YOUR TASK:
Report how many of the rows below contain the string "corner", treating uppercase and lowercase letters as different, and give only that number.

LISTED ENTRIES:
·····

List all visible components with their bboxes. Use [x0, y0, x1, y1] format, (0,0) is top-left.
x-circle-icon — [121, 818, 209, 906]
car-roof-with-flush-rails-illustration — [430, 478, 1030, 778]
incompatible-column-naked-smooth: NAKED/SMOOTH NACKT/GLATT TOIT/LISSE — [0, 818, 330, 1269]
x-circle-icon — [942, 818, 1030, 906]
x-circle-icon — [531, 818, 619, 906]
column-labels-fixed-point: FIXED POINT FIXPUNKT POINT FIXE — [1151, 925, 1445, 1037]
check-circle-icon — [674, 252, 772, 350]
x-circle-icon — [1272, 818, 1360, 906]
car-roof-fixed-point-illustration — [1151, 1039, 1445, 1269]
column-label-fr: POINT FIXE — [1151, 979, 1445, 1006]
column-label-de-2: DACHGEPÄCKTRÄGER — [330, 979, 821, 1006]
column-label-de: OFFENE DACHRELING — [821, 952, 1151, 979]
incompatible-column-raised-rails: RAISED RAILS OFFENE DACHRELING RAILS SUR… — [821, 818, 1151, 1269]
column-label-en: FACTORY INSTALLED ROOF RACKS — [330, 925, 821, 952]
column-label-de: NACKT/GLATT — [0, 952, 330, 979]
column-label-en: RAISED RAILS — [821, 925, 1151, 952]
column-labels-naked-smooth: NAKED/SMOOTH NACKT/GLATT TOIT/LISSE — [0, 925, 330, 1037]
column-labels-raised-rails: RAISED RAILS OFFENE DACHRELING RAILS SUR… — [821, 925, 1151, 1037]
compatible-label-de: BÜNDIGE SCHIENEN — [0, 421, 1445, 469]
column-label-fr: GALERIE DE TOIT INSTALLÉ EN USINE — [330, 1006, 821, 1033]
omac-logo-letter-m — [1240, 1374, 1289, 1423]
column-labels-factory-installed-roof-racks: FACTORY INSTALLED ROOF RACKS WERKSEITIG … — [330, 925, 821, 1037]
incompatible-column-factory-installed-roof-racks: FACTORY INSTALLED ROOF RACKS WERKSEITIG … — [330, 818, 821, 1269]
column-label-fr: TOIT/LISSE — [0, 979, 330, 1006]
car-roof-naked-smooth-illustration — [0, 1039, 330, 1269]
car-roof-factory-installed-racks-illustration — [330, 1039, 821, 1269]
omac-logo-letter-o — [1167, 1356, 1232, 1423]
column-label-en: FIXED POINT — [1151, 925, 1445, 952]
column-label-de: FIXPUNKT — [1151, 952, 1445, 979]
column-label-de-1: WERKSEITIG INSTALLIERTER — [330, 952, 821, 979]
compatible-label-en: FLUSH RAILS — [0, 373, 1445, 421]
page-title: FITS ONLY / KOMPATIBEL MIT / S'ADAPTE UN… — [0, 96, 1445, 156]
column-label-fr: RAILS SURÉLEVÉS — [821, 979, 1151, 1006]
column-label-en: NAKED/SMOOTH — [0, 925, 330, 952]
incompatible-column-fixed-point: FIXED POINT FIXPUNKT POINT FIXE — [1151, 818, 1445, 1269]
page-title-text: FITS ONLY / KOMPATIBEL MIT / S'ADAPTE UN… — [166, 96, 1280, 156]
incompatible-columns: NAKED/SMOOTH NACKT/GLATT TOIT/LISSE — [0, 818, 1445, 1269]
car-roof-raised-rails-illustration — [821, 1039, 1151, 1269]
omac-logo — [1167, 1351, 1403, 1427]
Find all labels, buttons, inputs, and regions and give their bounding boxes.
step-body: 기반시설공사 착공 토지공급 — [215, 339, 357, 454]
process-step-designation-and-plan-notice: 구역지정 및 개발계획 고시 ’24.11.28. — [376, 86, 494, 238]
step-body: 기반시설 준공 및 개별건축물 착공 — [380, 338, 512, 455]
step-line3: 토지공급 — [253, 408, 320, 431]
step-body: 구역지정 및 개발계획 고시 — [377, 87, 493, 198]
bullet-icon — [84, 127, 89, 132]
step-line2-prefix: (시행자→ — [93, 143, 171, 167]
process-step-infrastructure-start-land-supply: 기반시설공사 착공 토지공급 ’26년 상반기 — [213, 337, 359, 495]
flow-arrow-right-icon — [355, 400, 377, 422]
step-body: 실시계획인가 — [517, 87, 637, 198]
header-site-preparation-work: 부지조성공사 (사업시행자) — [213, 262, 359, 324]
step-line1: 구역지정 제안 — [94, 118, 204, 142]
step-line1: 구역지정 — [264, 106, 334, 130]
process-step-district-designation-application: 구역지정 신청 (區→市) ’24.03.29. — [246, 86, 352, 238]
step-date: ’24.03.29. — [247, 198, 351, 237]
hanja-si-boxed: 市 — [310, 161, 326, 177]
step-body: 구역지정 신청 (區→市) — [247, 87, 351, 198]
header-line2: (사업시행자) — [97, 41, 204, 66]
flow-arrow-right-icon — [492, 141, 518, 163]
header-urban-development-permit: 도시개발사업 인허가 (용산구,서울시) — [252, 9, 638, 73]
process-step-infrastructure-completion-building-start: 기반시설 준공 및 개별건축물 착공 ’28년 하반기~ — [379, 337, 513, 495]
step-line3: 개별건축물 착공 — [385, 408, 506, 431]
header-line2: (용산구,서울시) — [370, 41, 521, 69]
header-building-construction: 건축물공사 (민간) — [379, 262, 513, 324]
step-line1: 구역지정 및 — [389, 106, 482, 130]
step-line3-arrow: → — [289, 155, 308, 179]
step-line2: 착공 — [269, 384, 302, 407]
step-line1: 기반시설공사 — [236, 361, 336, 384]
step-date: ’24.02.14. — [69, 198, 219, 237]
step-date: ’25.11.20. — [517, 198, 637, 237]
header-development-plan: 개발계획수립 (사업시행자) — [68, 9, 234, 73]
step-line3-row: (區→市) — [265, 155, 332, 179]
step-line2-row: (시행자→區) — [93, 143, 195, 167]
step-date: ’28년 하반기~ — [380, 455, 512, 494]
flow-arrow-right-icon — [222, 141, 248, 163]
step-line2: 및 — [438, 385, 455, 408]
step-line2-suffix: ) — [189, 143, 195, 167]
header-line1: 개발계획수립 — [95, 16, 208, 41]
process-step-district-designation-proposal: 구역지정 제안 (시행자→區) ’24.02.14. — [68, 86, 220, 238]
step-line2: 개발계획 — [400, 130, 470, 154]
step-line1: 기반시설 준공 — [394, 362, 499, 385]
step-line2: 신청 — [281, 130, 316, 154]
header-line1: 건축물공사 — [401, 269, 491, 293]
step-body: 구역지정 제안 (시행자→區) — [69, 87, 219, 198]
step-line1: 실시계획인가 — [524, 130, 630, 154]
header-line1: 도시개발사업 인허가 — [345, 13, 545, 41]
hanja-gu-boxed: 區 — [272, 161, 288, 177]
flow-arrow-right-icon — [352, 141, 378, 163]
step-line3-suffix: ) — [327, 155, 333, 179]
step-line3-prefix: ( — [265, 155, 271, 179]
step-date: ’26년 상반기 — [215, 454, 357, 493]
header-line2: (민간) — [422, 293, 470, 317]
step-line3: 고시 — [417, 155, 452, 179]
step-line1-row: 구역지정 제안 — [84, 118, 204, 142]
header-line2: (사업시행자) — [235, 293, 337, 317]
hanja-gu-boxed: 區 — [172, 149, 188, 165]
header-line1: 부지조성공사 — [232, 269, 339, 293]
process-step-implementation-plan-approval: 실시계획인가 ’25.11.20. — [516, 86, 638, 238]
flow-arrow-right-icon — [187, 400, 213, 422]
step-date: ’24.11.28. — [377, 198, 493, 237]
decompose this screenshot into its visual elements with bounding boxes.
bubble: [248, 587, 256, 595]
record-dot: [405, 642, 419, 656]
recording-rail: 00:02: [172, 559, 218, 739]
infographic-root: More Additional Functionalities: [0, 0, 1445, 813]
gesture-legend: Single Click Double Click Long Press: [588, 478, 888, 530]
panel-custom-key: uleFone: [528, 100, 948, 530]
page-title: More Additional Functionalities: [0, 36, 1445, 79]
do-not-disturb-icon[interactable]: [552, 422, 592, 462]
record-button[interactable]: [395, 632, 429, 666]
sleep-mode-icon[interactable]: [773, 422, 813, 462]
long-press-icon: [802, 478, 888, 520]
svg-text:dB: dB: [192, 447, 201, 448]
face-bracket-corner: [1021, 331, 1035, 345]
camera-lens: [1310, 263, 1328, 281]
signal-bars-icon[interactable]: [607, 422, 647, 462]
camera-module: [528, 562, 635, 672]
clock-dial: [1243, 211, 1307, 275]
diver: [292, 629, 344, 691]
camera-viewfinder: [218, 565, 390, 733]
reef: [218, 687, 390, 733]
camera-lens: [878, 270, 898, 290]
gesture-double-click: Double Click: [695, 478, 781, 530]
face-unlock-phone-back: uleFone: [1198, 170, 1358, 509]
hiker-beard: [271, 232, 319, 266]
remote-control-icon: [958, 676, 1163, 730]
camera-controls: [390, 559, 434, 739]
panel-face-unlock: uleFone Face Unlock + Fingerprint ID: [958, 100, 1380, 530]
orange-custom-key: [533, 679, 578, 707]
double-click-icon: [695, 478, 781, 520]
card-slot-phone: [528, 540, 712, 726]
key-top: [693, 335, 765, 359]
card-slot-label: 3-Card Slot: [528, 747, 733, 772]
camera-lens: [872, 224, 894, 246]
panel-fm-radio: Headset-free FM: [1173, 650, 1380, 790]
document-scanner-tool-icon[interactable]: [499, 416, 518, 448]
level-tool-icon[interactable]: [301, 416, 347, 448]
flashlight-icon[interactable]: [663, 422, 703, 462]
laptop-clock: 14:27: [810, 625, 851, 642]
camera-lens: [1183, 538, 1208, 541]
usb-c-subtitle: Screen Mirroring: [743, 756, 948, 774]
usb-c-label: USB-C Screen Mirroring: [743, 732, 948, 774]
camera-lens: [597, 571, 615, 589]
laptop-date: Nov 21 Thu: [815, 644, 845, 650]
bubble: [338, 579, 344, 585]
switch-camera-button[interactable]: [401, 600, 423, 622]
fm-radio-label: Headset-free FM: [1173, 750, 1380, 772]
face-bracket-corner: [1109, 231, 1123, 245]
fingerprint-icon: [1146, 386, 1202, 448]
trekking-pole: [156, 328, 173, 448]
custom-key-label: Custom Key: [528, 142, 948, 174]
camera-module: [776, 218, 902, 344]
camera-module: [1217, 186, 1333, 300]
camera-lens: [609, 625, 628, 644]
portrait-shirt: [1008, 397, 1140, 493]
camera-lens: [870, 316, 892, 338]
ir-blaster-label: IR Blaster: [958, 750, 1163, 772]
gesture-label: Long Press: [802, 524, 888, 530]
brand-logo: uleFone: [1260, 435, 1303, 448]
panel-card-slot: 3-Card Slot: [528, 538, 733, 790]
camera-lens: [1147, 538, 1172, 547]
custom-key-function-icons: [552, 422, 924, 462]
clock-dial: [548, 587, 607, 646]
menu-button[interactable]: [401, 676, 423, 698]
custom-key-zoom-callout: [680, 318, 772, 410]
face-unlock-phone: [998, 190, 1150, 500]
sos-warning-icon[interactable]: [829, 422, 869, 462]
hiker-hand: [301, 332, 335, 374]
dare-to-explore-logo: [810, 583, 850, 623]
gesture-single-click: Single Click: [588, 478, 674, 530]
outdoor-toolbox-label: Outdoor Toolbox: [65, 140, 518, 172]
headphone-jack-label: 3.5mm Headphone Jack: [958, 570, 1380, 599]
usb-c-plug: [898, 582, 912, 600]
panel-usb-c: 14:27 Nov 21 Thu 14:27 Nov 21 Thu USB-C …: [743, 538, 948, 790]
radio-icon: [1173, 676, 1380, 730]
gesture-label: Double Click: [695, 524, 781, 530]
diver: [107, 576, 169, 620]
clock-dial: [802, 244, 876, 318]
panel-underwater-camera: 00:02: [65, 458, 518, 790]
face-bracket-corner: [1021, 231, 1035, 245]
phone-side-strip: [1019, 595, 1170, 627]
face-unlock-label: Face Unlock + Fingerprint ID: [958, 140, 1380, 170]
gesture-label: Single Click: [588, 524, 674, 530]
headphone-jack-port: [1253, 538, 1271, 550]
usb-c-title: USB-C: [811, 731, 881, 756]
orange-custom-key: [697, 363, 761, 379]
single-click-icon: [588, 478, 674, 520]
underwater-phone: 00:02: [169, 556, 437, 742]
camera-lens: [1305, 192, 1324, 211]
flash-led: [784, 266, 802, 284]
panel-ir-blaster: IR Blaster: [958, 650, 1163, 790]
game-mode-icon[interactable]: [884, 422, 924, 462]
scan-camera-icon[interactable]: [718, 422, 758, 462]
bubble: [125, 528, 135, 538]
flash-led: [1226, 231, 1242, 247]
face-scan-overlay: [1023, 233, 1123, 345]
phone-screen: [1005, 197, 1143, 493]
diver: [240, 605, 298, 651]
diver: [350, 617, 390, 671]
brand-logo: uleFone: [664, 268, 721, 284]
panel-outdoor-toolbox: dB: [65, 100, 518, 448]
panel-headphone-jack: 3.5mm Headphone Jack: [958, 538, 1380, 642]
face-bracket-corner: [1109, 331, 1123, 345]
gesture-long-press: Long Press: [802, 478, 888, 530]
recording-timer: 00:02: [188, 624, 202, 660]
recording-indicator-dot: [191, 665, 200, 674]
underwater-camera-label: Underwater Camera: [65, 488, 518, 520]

·····

ANSWER TO THE PROBLEM:
4